→ ACTIVITY: Could you output each line below precisely as it stands, without the images?
# # # # #
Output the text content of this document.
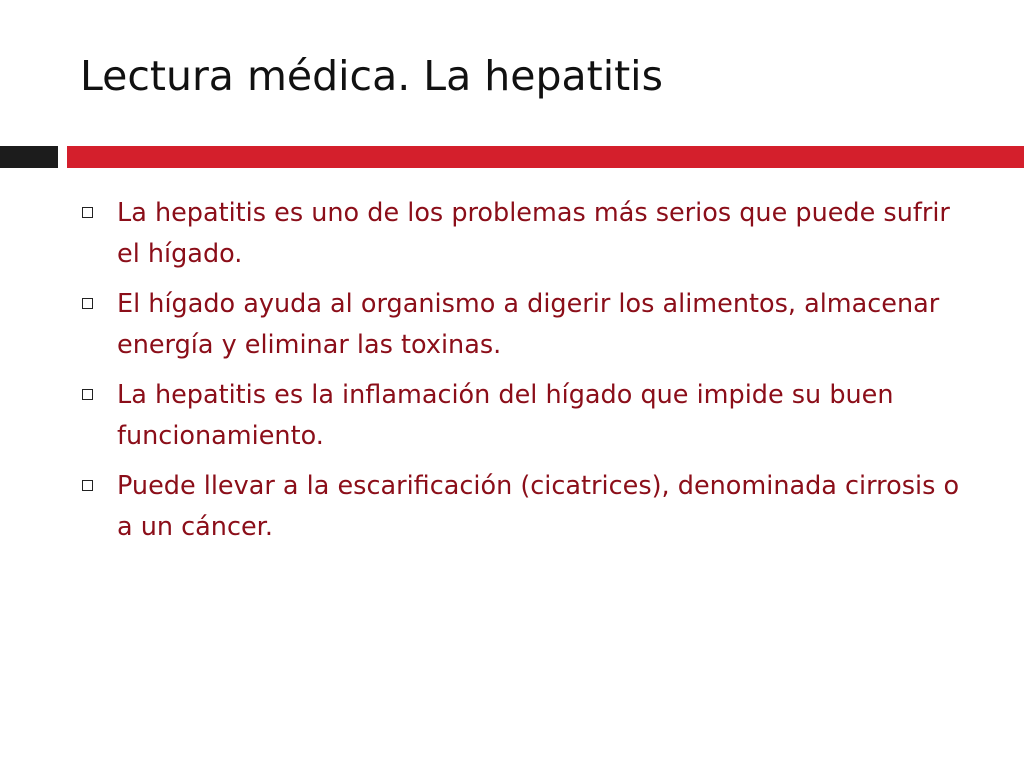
Lectura médica. La hepatitis
La hepatitis es uno de los problemas más serios que puede sufrir el hígado.
El hígado ayuda al organismo a digerir los alimentos, almacenar energía y eliminar las toxinas.
La hepatitis es la inflamación del hígado que impide su buen funcionamiento.
Puede llevar a la escarificación (cicatrices), denominada cirrosis o a un cáncer.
# # # # #
→ TASK SOLUTION:
Output the text content of this document.
Lectura médica. La hepatitis
La hepatitis es uno de los problemas más serios que puede sufrir el hígado.
El hígado ayuda al organismo a digerir los alimentos, almacenar energía y eliminar las toxinas.
La hepatitis es la inflamación del hígado que impide su buen funcionamiento.
Puede llevar a la escarificación (cicatrices), denominada cirrosis o a un cáncer.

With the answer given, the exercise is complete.